— START —

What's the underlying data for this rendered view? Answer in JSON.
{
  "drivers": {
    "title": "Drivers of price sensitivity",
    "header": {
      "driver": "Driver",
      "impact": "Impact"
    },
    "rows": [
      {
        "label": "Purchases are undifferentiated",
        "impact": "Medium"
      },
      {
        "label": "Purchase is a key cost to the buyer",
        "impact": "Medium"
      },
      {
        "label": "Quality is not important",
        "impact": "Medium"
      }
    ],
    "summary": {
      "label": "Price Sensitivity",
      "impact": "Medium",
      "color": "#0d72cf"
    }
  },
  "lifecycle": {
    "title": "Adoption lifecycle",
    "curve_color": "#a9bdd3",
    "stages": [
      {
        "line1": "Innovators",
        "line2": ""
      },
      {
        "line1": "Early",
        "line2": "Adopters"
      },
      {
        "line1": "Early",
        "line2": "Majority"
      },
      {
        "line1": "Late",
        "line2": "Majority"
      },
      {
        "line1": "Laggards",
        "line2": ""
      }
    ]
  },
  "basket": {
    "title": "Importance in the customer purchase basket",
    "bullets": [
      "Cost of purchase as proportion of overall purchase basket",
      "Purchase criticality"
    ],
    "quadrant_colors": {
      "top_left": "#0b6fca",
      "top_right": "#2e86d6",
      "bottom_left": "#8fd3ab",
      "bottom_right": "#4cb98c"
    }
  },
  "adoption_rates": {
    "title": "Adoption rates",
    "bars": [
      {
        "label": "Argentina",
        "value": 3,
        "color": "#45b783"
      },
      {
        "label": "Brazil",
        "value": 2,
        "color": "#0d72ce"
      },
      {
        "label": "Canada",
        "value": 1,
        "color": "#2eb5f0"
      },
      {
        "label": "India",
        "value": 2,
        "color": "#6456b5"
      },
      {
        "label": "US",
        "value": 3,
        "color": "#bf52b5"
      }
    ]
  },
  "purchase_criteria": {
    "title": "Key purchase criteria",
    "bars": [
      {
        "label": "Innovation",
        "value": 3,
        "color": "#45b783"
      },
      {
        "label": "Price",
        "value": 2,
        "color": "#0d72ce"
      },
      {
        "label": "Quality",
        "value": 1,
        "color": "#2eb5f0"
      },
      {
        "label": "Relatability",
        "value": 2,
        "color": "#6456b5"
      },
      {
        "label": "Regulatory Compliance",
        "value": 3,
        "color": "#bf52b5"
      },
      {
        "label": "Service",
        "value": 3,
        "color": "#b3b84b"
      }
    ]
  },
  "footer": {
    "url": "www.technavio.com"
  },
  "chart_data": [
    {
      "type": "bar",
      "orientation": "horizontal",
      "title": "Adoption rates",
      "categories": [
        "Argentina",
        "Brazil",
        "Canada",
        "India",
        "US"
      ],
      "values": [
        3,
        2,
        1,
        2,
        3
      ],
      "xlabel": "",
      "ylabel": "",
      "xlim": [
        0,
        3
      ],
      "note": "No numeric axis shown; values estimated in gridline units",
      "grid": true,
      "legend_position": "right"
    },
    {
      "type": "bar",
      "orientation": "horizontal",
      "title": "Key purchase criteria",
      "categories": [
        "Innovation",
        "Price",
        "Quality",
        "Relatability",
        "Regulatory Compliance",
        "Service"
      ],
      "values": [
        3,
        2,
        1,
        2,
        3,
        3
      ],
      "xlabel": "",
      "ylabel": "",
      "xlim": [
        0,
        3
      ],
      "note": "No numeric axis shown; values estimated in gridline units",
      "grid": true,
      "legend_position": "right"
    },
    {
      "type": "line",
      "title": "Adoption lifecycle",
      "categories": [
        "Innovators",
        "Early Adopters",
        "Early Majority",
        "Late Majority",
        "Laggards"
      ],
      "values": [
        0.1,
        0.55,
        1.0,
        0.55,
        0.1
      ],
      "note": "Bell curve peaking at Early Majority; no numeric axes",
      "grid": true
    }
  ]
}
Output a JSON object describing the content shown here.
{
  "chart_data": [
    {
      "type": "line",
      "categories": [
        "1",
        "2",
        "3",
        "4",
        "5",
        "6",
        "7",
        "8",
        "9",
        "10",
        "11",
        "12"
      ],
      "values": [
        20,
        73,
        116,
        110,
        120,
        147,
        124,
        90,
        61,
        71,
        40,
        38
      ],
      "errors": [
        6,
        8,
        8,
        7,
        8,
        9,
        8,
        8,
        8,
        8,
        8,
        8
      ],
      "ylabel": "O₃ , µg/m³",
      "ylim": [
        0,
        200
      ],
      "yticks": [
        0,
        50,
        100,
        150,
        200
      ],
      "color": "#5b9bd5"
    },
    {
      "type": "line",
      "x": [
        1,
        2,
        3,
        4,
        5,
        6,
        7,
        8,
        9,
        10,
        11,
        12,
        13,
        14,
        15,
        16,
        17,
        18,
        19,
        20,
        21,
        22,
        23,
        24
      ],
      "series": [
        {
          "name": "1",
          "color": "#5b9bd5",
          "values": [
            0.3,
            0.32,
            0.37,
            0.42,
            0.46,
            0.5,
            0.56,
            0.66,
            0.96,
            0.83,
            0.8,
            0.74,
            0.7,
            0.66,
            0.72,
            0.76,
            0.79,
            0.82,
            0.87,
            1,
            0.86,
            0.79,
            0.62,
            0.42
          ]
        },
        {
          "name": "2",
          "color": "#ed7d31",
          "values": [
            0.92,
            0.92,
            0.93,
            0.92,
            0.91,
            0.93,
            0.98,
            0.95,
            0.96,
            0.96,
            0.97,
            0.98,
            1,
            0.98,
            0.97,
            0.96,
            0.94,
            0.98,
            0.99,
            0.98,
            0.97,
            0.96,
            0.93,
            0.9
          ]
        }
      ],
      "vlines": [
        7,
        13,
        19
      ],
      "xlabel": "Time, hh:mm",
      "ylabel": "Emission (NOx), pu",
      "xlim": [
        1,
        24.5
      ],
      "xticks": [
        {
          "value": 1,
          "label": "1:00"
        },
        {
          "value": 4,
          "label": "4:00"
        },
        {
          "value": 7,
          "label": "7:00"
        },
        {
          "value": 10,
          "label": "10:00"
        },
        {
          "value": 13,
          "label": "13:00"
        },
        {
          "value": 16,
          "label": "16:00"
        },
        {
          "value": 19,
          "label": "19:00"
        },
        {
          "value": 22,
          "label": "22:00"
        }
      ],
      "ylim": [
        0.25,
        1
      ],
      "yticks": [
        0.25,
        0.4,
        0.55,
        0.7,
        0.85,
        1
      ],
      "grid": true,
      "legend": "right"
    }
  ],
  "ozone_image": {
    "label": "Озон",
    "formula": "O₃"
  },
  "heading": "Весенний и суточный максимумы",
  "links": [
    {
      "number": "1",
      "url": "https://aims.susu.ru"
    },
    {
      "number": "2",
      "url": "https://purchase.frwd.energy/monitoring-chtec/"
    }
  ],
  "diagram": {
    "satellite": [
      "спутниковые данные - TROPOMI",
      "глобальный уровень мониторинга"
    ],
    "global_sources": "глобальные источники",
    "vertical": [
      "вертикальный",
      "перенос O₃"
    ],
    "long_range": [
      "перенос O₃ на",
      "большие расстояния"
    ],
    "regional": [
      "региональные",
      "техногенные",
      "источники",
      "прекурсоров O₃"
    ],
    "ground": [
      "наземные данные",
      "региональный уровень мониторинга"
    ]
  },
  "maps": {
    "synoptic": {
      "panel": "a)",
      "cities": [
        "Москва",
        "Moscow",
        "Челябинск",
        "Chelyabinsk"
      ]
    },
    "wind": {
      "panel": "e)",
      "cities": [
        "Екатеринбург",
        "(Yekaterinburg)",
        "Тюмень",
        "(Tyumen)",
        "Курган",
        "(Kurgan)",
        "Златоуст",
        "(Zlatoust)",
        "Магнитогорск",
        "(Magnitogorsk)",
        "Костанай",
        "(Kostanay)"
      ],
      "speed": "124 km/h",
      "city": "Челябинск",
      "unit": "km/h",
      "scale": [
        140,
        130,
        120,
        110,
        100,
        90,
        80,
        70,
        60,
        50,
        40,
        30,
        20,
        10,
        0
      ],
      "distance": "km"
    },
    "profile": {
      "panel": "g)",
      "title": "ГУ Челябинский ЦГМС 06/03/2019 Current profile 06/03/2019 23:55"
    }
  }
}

— END —

Return every line above in which the string "мониторинга" occurs.

      "глобальный уровень мониторинга"
      "региональный уровень мониторинга"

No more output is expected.